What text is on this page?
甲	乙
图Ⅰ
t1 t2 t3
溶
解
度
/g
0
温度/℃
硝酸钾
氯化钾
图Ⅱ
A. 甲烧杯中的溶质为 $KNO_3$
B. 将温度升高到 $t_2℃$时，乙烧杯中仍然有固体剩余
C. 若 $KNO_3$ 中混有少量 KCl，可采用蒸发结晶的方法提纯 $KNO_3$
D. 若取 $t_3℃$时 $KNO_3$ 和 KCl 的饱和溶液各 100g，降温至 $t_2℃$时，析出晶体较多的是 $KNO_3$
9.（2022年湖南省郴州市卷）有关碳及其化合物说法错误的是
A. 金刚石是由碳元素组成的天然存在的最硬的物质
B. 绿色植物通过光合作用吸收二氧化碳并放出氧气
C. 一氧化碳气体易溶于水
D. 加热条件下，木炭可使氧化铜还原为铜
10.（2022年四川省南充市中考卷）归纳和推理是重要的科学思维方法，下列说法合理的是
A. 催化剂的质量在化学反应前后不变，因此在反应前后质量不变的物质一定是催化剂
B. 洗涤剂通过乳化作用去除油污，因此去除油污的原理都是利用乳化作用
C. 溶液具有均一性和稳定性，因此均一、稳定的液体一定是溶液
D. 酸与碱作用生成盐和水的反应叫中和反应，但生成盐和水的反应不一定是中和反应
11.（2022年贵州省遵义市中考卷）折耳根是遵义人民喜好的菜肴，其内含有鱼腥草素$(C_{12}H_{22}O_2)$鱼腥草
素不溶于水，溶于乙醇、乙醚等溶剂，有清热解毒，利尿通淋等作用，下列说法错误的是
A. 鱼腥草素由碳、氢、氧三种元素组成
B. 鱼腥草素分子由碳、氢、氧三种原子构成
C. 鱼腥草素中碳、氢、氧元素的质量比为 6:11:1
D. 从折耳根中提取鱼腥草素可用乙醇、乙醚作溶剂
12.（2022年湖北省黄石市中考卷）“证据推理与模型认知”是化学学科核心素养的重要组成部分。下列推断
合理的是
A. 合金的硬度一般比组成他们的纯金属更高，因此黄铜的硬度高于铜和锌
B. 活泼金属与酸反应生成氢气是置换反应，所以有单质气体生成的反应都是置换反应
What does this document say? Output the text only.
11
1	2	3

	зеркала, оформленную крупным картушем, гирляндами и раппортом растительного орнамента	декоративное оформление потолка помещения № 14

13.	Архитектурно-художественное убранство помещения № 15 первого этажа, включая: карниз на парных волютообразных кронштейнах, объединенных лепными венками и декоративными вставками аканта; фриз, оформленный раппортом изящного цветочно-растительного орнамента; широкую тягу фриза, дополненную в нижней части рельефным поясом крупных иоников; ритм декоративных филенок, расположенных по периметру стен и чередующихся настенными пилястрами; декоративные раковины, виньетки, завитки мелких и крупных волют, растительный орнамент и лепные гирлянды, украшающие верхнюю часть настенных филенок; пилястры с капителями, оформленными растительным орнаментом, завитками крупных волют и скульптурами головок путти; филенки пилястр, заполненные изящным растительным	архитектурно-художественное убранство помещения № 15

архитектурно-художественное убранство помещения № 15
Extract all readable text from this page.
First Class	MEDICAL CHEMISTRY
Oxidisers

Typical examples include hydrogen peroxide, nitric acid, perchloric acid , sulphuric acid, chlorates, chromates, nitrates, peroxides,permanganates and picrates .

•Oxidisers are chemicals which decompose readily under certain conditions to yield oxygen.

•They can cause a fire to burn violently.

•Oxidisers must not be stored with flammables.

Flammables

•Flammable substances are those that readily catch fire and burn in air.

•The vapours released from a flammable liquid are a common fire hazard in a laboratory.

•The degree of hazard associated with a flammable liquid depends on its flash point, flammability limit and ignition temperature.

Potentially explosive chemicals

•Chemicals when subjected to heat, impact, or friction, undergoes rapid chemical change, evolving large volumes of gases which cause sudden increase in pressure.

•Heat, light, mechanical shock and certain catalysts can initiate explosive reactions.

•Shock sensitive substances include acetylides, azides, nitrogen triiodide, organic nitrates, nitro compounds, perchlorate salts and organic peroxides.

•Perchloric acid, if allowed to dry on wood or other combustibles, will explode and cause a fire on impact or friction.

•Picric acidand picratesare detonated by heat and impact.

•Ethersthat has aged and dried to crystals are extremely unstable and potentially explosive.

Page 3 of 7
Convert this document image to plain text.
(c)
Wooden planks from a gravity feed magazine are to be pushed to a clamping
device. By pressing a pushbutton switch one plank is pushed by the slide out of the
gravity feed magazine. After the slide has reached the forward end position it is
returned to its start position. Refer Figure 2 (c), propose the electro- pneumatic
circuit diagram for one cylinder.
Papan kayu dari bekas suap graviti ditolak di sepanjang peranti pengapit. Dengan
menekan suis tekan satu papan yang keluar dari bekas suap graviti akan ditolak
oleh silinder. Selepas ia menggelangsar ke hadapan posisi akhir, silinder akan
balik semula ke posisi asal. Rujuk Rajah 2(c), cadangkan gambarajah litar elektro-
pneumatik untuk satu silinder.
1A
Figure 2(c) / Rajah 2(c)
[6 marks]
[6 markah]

# GIVEN INSTRUCTION
Repeat the listing in full, keeping every line exactly as it is.

# SOLUTION FOR THIS EXERCISE
What text is on this page?
甲	乙
图Ⅰ
t1 t2 t3
溶
解
度
/g
0
温度/℃
硝酸钾
氯化钾
图Ⅱ
A. 甲烧杯中的溶质为 $KNO_3$
B. 将温度升高到 $t_2℃$时，乙烧杯中仍然有固体剩余
C. 若 $KNO_3$ 中混有少量 KCl，可采用蒸发结晶的方法提纯 $KNO_3$
D. 若取 $t_3℃$时 $KNO_3$ 和 KCl 的饱和溶液各 100g，降温至 $t_2℃$时，析出晶体较多的是 $KNO_3$
9.（2022年湖南省郴州市卷）有关碳及其化合物说法错误的是
A. 金刚石是由碳元素组成的天然存在的最硬的物质
B. 绿色植物通过光合作用吸收二氧化碳并放出氧气
C. 一氧化碳气体易溶于水
D. 加热条件下，木炭可使氧化铜还原为铜
10.（2022年四川省南充市中考卷）归纳和推理是重要的科学思维方法，下列说法合理的是
A. 催化剂的质量在化学反应前后不变，因此在反应前后质量不变的物质一定是催化剂
B. 洗涤剂通过乳化作用去除油污，因此去除油污的原理都是利用乳化作用
C. 溶液具有均一性和稳定性，因此均一、稳定的液体一定是溶液
D. 酸与碱作用生成盐和水的反应叫中和反应，但生成盐和水的反应不一定是中和反应
11.（2022年贵州省遵义市中考卷）折耳根是遵义人民喜好的菜肴，其内含有鱼腥草素$(C_{12}H_{22}O_2)$鱼腥草
素不溶于水，溶于乙醇、乙醚等溶剂，有清热解毒，利尿通淋等作用，下列说法错误的是
A. 鱼腥草素由碳、氢、氧三种元素组成
B. 鱼腥草素分子由碳、氢、氧三种原子构成
C. 鱼腥草素中碳、氢、氧元素的质量比为 6:11:1
D. 从折耳根中提取鱼腥草素可用乙醇、乙醚作溶剂
12.（2022年湖北省黄石市中考卷）“证据推理与模型认知”是化学学科核心素养的重要组成部分。下列推断
合理的是
A. 合金的硬度一般比组成他们的纯金属更高，因此黄铜的硬度高于铜和锌
B. 活泼金属与酸反应生成氢气是置换反应，所以有单质气体生成的反应都是置换反应
What does this document say? Output the text only.
11
1	2	3

	зеркала, оформленную крупным картушем, гирляндами и раппортом растительного орнамента	декоративное оформление потолка помещения № 14

13.	Архитектурно-художественное убранство помещения № 15 первого этажа, включая: карниз на парных волютообразных кронштейнах, объединенных лепными венками и декоративными вставками аканта; фриз, оформленный раппортом изящного цветочно-растительного орнамента; широкую тягу фриза, дополненную в нижней части рельефным поясом крупных иоников; ритм декоративных филенок, расположенных по периметру стен и чередующихся настенными пилястрами; декоративные раковины, виньетки, завитки мелких и крупных волют, растительный орнамент и лепные гирлянды, украшающие верхнюю часть настенных филенок; пилястры с капителями, оформленными растительным орнаментом, завитками крупных волют и скульптурами головок путти; филенки пилястр, заполненные изящным растительным	архитектурно-художественное убранство помещения № 15

архитектурно-художественное убранство помещения № 15
Extract all readable text from this page.
First Class	MEDICAL CHEMISTRY
Oxidisers

Typical examples include hydrogen peroxide, nitric acid, perchloric acid , sulphuric acid, chlorates, chromates, nitrates, peroxides,permanganates and picrates .

•Oxidisers are chemicals which decompose readily under certain conditions to yield oxygen.

•They can cause a fire to burn violently.

•Oxidisers must not be stored with flammables.

Flammables

•Flammable substances are those that readily catch fire and burn in air.

•The vapours released from a flammable liquid are a common fire hazard in a laboratory.

•The degree of hazard associated with a flammable liquid depends on its flash point, flammability limit and ignition temperature.

Potentially explosive chemicals

•Chemicals when subjected to heat, impact, or friction, undergoes rapid chemical change, evolving large volumes of gases which cause sudden increase in pressure.

•Heat, light, mechanical shock and certain catalysts can initiate explosive reactions.

•Shock sensitive substances include acetylides, azides, nitrogen triiodide, organic nitrates, nitro compounds, perchlorate salts and organic peroxides.

•Perchloric acid, if allowed to dry on wood or other combustibles, will explode and cause a fire on impact or friction.

•Picric acidand picratesare detonated by heat and impact.

•Ethersthat has aged and dried to crystals are extremely unstable and potentially explosive.

Page 3 of 7
Convert this document image to plain text.
(c)
Wooden planks from a gravity feed magazine are to be pushed to a clamping
device. By pressing a pushbutton switch one plank is pushed by the slide out of the
gravity feed magazine. After the slide has reached the forward end position it is
returned to its start position. Refer Figure 2 (c), propose the electro- pneumatic
circuit diagram for one cylinder.
Papan kayu dari bekas suap graviti ditolak di sepanjang peranti pengapit. Dengan
menekan suis tekan satu papan yang keluar dari bekas suap graviti akan ditolak
oleh silinder. Selepas ia menggelangsar ke hadapan posisi akhir, silinder akan
balik semula ke posisi asal. Rujuk Rajah 2(c), cadangkan gambarajah litar elektro-
pneumatik untuk satu silinder.
1A
Figure 2(c) / Rajah 2(c)
[6 marks]
[6 markah]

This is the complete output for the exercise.